(Document layout detection data)
————

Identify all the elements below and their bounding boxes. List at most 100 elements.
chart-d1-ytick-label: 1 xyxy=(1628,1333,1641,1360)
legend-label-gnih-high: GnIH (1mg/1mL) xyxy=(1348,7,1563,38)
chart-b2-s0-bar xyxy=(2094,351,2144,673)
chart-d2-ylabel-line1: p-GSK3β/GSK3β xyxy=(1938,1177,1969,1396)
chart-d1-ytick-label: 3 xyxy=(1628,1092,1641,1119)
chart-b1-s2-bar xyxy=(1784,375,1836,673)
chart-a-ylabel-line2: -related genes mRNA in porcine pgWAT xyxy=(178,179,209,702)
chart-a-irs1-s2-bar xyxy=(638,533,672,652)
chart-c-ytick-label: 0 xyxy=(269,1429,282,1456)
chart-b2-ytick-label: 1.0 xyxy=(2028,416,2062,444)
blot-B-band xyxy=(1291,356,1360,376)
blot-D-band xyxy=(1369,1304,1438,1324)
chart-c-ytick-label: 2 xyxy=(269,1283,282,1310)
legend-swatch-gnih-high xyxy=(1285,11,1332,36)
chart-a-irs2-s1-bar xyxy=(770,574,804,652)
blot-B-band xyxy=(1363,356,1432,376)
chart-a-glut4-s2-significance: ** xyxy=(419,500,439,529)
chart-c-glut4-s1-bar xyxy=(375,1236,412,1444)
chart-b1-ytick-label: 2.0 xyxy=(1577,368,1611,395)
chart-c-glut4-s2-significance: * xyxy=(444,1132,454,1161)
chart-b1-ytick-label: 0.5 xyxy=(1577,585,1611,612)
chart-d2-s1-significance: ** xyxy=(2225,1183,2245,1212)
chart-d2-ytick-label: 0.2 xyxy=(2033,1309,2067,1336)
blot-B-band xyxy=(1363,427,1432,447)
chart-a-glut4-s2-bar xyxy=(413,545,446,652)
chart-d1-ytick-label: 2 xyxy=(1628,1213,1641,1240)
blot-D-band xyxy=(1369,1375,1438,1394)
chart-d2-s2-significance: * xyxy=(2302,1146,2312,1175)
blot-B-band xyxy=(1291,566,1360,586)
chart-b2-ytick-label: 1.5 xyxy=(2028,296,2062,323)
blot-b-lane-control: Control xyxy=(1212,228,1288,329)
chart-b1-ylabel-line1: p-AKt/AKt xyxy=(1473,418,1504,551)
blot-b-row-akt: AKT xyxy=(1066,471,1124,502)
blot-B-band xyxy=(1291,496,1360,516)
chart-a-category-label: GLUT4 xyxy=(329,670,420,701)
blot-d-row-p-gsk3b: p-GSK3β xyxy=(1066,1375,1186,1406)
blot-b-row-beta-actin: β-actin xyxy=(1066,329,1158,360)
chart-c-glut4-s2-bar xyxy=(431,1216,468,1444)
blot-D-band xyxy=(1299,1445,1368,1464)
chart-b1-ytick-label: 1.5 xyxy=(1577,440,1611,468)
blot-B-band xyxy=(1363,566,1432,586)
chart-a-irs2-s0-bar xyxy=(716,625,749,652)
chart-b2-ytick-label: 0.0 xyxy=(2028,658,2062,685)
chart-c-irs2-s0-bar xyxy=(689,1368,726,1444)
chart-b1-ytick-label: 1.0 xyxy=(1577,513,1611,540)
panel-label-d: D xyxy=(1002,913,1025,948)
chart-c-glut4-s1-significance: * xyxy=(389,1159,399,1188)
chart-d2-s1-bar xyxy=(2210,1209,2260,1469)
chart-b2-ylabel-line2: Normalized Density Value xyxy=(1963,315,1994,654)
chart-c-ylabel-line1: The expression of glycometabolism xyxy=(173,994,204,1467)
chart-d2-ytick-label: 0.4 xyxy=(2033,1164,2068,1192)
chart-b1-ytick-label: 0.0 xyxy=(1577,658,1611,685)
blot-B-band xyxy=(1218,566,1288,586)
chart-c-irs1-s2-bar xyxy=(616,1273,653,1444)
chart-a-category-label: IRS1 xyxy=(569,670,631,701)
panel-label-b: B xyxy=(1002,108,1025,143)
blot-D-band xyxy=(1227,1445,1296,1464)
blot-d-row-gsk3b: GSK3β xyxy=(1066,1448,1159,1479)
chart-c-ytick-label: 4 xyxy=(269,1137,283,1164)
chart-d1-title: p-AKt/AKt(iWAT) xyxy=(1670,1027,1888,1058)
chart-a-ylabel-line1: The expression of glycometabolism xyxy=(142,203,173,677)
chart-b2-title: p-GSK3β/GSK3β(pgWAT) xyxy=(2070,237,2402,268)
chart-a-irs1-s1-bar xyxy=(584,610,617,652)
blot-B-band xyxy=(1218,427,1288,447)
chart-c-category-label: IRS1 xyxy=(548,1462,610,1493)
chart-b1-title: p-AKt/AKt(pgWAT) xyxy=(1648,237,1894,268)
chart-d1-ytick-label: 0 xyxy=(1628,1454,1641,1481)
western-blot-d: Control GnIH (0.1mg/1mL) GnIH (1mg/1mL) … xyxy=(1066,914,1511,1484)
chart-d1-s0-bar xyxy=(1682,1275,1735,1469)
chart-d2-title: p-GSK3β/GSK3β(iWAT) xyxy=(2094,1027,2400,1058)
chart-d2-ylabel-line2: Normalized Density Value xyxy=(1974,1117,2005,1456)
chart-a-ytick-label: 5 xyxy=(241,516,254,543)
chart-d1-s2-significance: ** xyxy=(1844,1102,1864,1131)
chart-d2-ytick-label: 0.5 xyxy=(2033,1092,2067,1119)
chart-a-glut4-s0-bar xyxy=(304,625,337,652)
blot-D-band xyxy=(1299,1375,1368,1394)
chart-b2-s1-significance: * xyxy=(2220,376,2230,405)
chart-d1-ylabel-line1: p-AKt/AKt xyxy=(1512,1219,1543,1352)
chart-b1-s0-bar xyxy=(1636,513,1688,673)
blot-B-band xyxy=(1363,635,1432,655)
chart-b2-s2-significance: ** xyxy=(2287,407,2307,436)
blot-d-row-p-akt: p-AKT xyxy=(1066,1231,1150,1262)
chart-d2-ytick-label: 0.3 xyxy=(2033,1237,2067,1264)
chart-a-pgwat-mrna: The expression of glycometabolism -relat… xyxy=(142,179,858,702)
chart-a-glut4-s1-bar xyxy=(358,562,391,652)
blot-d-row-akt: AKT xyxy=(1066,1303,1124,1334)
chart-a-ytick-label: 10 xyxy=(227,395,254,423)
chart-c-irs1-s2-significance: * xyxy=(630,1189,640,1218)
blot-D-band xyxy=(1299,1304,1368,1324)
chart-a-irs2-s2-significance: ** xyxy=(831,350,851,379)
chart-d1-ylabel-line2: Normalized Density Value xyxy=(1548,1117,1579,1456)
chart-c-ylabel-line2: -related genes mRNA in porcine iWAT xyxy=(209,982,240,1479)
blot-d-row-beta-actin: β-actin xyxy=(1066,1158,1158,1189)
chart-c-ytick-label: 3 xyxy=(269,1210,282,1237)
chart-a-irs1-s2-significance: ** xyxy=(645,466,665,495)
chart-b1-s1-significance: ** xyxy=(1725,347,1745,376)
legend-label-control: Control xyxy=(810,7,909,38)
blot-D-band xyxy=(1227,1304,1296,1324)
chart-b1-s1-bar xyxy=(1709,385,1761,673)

————

◆ Exercise objective: Each record is to be retyped exactly as it appears.

◆ Written answer:
Identify all the elements below and their bounding boxes. List at most 100 elements.
chart-d1-ytick-label: 1 xyxy=(1628,1333,1641,1360)
legend-label-gnih-high: GnIH (1mg/1mL) xyxy=(1348,7,1563,38)
chart-b2-s0-bar xyxy=(2094,351,2144,673)
chart-d2-ylabel-line1: p-GSK3β/GSK3β xyxy=(1938,1177,1969,1396)
chart-d1-ytick-label: 3 xyxy=(1628,1092,1641,1119)
chart-b1-s2-bar xyxy=(1784,375,1836,673)
chart-a-ylabel-line2: -related genes mRNA in porcine pgWAT xyxy=(178,179,209,702)
chart-a-irs1-s2-bar xyxy=(638,533,672,652)
chart-c-ytick-label: 0 xyxy=(269,1429,282,1456)
chart-b2-ytick-label: 1.0 xyxy=(2028,416,2062,444)
blot-B-band xyxy=(1291,356,1360,376)
blot-D-band xyxy=(1369,1304,1438,1324)
chart-c-ytick-label: 2 xyxy=(269,1283,282,1310)
legend-swatch-gnih-high xyxy=(1285,11,1332,36)
chart-a-irs2-s1-bar xyxy=(770,574,804,652)
blot-B-band xyxy=(1363,356,1432,376)
chart-a-glut4-s2-significance: ** xyxy=(419,500,439,529)
chart-c-glut4-s1-bar xyxy=(375,1236,412,1444)
chart-b1-ytick-label: 2.0 xyxy=(1577,368,1611,395)
chart-c-glut4-s2-significance: * xyxy=(444,1132,454,1161)
chart-b1-ytick-label: 0.5 xyxy=(1577,585,1611,612)
chart-d2-s1-significance: ** xyxy=(2225,1183,2245,1212)
chart-d2-ytick-label: 0.2 xyxy=(2033,1309,2067,1336)
blot-B-band xyxy=(1363,427,1432,447)
chart-a-glut4-s2-bar xyxy=(413,545,446,652)
chart-d1-ytick-label: 2 xyxy=(1628,1213,1641,1240)
blot-D-band xyxy=(1369,1375,1438,1394)
chart-d2-s2-significance: * xyxy=(2302,1146,2312,1175)
blot-B-band xyxy=(1291,566,1360,586)
chart-b2-ytick-label: 1.5 xyxy=(2028,296,2062,323)
blot-b-lane-control: Control xyxy=(1212,228,1288,329)
chart-b1-ylabel-line1: p-AKt/AKt xyxy=(1473,418,1504,551)
blot-b-row-akt: AKT xyxy=(1066,471,1124,502)
blot-B-band xyxy=(1291,496,1360,516)
chart-a-category-label: GLUT4 xyxy=(329,670,420,701)
blot-d-row-p-gsk3b: p-GSK3β xyxy=(1066,1375,1186,1406)
blot-b-row-beta-actin: β-actin xyxy=(1066,329,1158,360)
chart-c-glut4-s2-bar xyxy=(431,1216,468,1444)
blot-D-band xyxy=(1299,1445,1368,1464)
chart-b1-ytick-label: 1.5 xyxy=(1577,440,1611,468)
blot-B-band xyxy=(1363,566,1432,586)
chart-a-irs2-s0-bar xyxy=(716,625,749,652)
chart-b2-ytick-label: 0.0 xyxy=(2028,658,2062,685)
chart-c-irs2-s0-bar xyxy=(689,1368,726,1444)
chart-b1-ytick-label: 1.0 xyxy=(1577,513,1611,540)
panel-label-d: D xyxy=(1002,913,1025,948)
chart-c-glut4-s1-significance: * xyxy=(389,1159,399,1188)
chart-d2-s1-bar xyxy=(2210,1209,2260,1469)
chart-b2-ylabel-line2: Normalized Density Value xyxy=(1963,315,1994,654)
chart-c-ylabel-line1: The expression of glycometabolism xyxy=(173,994,204,1467)
chart-d2-ytick-label: 0.4 xyxy=(2033,1164,2068,1192)
chart-b1-ytick-label: 0.0 xyxy=(1577,658,1611,685)
blot-B-band xyxy=(1218,566,1288,586)
chart-c-irs1-s2-bar xyxy=(616,1273,653,1444)
chart-a-category-label: IRS1 xyxy=(569,670,631,701)
panel-label-b: B xyxy=(1002,108,1025,143)
blot-D-band xyxy=(1227,1445,1296,1464)
blot-d-row-gsk3b: GSK3β xyxy=(1066,1448,1159,1479)
chart-c-ytick-label: 4 xyxy=(269,1137,283,1164)
chart-d1-title: p-AKt/AKt(iWAT) xyxy=(1670,1027,1888,1058)
chart-a-ylabel-line1: The expression of glycometabolism xyxy=(142,203,173,677)
chart-b2-title: p-GSK3β/GSK3β(pgWAT) xyxy=(2070,237,2402,268)
chart-a-irs1-s1-bar xyxy=(584,610,617,652)
blot-B-band xyxy=(1218,427,1288,447)
chart-c-category-label: IRS1 xyxy=(548,1462,610,1493)
chart-b1-title: p-AKt/AKt(pgWAT) xyxy=(1648,237,1894,268)
chart-d1-ytick-label: 0 xyxy=(1628,1454,1641,1481)
western-blot-d: Control GnIH (0.1mg/1mL) GnIH (1mg/1mL) … xyxy=(1066,914,1511,1484)
chart-d1-s0-bar xyxy=(1682,1275,1735,1469)
chart-d2-title: p-GSK3β/GSK3β(iWAT) xyxy=(2094,1027,2400,1058)
chart-d2-ylabel-line2: Normalized Density Value xyxy=(1974,1117,2005,1456)
chart-a-ytick-label: 5 xyxy=(241,516,254,543)
chart-d1-s2-significance: ** xyxy=(1844,1102,1864,1131)
chart-d2-ytick-label: 0.5 xyxy=(2033,1092,2067,1119)
chart-a-glut4-s0-bar xyxy=(304,625,337,652)
blot-D-band xyxy=(1299,1375,1368,1394)
chart-b2-s1-significance: * xyxy=(2220,376,2230,405)
chart-d1-ylabel-line1: p-AKt/AKt xyxy=(1512,1219,1543,1352)
chart-b1-s0-bar xyxy=(1636,513,1688,673)
blot-B-band xyxy=(1363,635,1432,655)
chart-b2-s2-significance: ** xyxy=(2287,407,2307,436)
blot-d-row-p-akt: p-AKT xyxy=(1066,1231,1150,1262)
chart-d2-ytick-label: 0.3 xyxy=(2033,1237,2067,1264)
chart-a-pgwat-mrna: The expression of glycometabolism -relat… xyxy=(142,179,858,702)
chart-a-glut4-s1-bar xyxy=(358,562,391,652)
blot-d-row-akt: AKT xyxy=(1066,1303,1124,1334)
chart-a-ytick-label: 10 xyxy=(227,395,254,423)
chart-c-irs1-s2-significance: * xyxy=(630,1189,640,1218)
blot-D-band xyxy=(1299,1304,1368,1324)
chart-a-irs2-s2-significance: ** xyxy=(831,350,851,379)
chart-d1-ylabel-line2: Normalized Density Value xyxy=(1548,1117,1579,1456)
chart-c-ylabel-line2: -related genes mRNA in porcine iWAT xyxy=(209,982,240,1479)
blot-d-row-beta-actin: β-actin xyxy=(1066,1158,1158,1189)
chart-c-ytick-label: 3 xyxy=(269,1210,282,1237)
chart-a-irs1-s2-significance: ** xyxy=(645,466,665,495)
chart-b1-s1-significance: ** xyxy=(1725,347,1745,376)
legend-label-control: Control xyxy=(810,7,909,38)
blot-D-band xyxy=(1227,1304,1296,1324)
chart-b1-s1-bar xyxy=(1709,385,1761,673)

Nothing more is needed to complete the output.